How many of the lines below hold the word "FEBRUARI"? Answer only with the number.

---- EXERCISE MATERIAL

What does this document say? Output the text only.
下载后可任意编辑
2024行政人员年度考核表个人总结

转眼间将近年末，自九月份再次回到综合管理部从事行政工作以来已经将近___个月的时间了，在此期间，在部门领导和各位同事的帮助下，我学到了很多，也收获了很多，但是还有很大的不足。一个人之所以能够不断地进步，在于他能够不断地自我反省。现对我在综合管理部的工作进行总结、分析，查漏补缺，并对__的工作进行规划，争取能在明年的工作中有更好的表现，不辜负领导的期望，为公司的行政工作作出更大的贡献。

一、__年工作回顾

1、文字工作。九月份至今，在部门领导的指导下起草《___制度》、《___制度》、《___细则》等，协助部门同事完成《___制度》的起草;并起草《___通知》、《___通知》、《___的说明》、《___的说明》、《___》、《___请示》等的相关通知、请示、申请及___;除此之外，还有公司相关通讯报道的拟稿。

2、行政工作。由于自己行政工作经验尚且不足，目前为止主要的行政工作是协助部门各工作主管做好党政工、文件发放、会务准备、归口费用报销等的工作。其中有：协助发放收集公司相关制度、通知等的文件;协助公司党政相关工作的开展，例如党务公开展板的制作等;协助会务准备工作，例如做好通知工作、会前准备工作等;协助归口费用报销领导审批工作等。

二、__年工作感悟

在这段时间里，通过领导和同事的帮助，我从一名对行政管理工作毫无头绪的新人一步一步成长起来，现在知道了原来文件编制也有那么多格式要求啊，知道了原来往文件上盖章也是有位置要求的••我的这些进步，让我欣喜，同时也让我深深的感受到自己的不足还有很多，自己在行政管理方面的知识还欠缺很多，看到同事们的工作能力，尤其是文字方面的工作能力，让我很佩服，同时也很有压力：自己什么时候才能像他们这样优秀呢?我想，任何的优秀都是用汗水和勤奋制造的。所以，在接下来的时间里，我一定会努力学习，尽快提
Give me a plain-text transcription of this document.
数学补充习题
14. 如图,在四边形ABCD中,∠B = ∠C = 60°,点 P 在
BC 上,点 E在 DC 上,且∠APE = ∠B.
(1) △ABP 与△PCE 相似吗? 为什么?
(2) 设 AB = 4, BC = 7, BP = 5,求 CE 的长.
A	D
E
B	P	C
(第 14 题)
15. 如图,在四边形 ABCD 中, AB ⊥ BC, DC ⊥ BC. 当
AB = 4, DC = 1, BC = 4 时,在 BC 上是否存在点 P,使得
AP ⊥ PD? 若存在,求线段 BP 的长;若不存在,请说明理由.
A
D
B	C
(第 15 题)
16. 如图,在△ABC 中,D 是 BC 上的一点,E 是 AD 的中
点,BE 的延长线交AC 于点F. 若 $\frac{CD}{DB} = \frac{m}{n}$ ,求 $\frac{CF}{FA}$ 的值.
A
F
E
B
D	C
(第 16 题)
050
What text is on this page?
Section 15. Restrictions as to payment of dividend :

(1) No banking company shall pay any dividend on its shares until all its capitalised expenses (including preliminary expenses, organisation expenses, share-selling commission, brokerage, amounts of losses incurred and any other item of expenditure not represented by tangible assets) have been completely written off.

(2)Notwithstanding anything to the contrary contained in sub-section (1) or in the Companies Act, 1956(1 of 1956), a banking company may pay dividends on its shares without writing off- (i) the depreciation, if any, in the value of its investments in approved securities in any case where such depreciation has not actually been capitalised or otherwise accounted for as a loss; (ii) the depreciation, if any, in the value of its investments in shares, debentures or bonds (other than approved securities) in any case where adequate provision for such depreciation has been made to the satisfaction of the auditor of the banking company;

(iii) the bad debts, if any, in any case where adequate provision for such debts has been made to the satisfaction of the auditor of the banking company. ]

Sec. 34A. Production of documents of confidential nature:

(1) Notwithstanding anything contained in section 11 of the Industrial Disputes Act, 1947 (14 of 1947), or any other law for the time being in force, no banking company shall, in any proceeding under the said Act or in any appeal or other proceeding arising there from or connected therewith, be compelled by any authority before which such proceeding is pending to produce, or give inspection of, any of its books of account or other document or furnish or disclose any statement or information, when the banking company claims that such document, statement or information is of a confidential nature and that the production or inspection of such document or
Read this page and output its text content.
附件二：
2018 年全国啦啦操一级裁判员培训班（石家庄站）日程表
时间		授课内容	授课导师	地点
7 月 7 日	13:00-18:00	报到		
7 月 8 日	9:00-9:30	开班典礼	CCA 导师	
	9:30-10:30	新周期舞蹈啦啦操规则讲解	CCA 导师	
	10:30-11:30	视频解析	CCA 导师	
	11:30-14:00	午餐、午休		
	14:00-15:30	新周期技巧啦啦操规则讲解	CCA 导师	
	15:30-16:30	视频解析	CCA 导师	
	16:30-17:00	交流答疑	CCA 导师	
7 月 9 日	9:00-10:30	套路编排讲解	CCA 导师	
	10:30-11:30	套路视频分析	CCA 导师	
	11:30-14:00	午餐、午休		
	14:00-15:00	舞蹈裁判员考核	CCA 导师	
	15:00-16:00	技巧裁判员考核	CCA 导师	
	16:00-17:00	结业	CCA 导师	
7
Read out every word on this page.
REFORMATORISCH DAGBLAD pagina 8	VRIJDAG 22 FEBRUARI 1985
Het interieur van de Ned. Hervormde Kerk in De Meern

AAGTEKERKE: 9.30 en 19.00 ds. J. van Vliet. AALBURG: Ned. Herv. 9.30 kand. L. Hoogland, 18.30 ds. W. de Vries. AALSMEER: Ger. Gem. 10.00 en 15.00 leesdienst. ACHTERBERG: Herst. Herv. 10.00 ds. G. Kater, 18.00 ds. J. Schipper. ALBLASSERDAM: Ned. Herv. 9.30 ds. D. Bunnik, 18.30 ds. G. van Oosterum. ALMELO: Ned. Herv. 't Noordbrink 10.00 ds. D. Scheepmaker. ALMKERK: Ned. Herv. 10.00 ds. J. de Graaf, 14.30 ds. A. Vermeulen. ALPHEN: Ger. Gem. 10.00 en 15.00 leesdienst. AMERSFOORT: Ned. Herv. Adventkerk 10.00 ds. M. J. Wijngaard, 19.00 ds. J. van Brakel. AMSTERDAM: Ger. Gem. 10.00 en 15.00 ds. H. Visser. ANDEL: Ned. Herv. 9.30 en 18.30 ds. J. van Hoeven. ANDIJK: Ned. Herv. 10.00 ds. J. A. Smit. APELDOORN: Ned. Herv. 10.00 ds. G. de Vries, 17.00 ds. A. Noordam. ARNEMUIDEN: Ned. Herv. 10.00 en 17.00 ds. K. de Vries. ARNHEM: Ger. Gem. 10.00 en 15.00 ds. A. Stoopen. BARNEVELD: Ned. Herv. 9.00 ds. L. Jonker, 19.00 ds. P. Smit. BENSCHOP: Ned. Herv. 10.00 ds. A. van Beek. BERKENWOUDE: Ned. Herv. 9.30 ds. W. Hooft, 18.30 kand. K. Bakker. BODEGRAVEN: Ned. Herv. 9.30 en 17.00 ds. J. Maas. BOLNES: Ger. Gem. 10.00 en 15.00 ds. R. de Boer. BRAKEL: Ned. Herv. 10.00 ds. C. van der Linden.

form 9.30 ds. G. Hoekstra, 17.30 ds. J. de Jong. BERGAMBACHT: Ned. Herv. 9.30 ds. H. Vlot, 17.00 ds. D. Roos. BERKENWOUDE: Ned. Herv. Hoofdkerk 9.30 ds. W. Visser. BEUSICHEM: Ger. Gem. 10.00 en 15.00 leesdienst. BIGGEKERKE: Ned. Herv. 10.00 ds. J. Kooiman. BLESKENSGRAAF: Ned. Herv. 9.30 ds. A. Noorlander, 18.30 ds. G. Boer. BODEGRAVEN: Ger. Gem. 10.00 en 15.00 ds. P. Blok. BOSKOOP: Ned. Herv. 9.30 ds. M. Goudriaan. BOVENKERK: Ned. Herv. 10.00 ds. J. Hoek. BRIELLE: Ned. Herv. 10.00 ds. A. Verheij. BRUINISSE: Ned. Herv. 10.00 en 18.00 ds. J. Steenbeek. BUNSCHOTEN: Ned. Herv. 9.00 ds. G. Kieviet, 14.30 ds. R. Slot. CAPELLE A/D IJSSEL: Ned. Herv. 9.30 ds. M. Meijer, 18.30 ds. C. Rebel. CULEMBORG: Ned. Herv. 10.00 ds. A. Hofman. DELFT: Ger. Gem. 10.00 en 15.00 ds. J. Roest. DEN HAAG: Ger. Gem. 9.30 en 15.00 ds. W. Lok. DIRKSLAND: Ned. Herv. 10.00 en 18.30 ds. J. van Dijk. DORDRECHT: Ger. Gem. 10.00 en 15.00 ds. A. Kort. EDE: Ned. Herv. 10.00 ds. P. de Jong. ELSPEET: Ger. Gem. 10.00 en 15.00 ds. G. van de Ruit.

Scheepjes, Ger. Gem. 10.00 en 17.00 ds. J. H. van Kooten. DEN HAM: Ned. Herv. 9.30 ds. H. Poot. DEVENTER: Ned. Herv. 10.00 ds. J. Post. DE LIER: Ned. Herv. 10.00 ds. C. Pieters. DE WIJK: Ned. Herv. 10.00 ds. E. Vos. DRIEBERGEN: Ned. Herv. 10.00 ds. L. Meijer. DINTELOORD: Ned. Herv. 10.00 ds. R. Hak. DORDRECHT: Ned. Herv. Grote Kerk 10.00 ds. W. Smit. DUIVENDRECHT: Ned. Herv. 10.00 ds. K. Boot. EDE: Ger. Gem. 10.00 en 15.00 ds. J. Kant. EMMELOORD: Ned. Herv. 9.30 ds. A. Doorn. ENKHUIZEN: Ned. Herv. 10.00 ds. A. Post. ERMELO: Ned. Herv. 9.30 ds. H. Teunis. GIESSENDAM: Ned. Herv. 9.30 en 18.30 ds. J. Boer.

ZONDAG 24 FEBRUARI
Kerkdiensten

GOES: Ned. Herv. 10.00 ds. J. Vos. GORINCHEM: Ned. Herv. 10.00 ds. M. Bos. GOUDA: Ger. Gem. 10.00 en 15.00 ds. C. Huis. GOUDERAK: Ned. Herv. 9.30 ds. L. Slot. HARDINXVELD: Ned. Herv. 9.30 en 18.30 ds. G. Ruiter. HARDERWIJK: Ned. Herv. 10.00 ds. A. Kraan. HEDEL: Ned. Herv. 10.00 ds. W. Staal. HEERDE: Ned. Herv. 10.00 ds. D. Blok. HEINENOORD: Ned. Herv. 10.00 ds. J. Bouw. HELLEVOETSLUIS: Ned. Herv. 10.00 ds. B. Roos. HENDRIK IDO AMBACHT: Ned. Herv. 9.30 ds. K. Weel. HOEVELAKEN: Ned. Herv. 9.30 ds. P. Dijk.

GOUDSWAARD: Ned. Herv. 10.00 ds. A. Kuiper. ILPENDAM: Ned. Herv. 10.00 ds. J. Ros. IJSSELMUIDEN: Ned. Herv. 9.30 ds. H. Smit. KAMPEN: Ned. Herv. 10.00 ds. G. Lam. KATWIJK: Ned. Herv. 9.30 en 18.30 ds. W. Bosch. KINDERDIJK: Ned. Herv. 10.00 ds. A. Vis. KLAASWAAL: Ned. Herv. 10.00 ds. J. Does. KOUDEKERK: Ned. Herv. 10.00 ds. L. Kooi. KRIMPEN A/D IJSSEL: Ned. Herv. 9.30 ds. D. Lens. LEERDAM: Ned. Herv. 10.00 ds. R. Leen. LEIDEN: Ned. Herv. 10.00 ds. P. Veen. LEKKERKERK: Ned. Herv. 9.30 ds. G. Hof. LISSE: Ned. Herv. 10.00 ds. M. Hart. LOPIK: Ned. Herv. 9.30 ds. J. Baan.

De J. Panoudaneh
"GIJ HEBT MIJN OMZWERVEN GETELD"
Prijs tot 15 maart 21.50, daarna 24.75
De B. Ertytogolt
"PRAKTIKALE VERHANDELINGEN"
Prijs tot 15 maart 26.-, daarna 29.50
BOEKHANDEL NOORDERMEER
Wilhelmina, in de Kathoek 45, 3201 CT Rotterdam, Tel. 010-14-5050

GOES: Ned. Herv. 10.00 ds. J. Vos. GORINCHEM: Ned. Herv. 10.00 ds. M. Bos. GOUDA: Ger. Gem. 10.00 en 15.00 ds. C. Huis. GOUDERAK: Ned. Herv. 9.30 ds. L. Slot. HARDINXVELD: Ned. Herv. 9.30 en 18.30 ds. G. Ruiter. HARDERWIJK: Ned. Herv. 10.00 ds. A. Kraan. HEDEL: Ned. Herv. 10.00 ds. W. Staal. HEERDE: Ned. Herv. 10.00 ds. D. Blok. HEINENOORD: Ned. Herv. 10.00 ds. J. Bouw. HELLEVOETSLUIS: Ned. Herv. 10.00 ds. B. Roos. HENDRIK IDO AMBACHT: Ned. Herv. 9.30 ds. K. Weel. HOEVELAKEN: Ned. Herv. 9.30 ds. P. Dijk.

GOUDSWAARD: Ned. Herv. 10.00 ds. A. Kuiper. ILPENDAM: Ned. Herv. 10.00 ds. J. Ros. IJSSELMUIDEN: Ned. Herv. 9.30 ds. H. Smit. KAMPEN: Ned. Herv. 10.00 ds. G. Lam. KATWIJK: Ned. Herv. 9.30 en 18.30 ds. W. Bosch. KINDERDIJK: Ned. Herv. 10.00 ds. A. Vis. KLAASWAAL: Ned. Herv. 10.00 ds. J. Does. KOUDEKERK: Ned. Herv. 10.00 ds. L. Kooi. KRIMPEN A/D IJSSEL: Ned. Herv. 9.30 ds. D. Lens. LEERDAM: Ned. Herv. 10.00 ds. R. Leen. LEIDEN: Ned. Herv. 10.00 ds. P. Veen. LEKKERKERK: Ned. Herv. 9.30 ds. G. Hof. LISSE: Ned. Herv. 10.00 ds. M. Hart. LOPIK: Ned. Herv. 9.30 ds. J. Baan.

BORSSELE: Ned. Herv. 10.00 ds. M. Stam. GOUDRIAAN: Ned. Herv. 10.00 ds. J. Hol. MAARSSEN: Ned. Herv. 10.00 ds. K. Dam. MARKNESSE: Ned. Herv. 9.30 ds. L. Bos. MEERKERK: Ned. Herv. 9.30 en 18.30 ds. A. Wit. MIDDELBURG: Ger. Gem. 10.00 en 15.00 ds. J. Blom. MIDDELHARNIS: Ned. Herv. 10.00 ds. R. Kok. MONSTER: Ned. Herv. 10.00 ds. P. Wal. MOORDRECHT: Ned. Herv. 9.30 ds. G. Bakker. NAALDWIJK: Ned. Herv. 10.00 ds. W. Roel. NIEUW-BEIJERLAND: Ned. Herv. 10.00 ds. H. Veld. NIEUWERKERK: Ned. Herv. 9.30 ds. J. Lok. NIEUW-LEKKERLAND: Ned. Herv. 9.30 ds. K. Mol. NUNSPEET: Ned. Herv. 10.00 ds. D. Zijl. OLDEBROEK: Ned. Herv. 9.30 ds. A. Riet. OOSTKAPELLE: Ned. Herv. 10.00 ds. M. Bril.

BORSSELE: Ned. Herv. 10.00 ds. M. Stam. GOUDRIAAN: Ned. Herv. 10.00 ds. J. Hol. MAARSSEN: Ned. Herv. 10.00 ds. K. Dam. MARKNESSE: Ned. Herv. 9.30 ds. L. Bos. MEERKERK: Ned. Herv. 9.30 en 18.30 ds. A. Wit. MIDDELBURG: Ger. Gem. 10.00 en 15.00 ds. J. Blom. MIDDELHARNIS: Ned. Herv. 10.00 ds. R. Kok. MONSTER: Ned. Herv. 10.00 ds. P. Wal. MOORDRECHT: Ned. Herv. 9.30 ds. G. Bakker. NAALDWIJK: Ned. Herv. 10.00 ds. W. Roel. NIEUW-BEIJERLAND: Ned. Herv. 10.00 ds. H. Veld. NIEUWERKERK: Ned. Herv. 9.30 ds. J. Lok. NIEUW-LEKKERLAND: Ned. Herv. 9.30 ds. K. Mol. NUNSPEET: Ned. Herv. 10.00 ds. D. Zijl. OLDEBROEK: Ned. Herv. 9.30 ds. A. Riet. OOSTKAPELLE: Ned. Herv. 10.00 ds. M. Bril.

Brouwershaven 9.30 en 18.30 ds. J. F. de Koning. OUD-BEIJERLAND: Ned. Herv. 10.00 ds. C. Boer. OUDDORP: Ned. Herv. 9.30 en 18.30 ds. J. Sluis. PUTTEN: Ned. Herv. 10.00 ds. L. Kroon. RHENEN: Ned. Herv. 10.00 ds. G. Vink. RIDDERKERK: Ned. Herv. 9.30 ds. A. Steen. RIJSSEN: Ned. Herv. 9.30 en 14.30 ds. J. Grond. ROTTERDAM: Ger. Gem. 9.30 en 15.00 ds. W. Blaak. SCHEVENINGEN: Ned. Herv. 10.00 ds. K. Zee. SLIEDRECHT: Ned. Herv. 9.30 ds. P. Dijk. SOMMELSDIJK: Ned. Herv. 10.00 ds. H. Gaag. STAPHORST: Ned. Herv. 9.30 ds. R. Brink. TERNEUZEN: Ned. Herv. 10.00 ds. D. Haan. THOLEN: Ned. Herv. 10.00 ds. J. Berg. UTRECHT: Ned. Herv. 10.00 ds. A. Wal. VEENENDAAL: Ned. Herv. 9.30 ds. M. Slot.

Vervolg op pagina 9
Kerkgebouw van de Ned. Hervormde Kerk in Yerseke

--------

# WORKED SOLUTION
2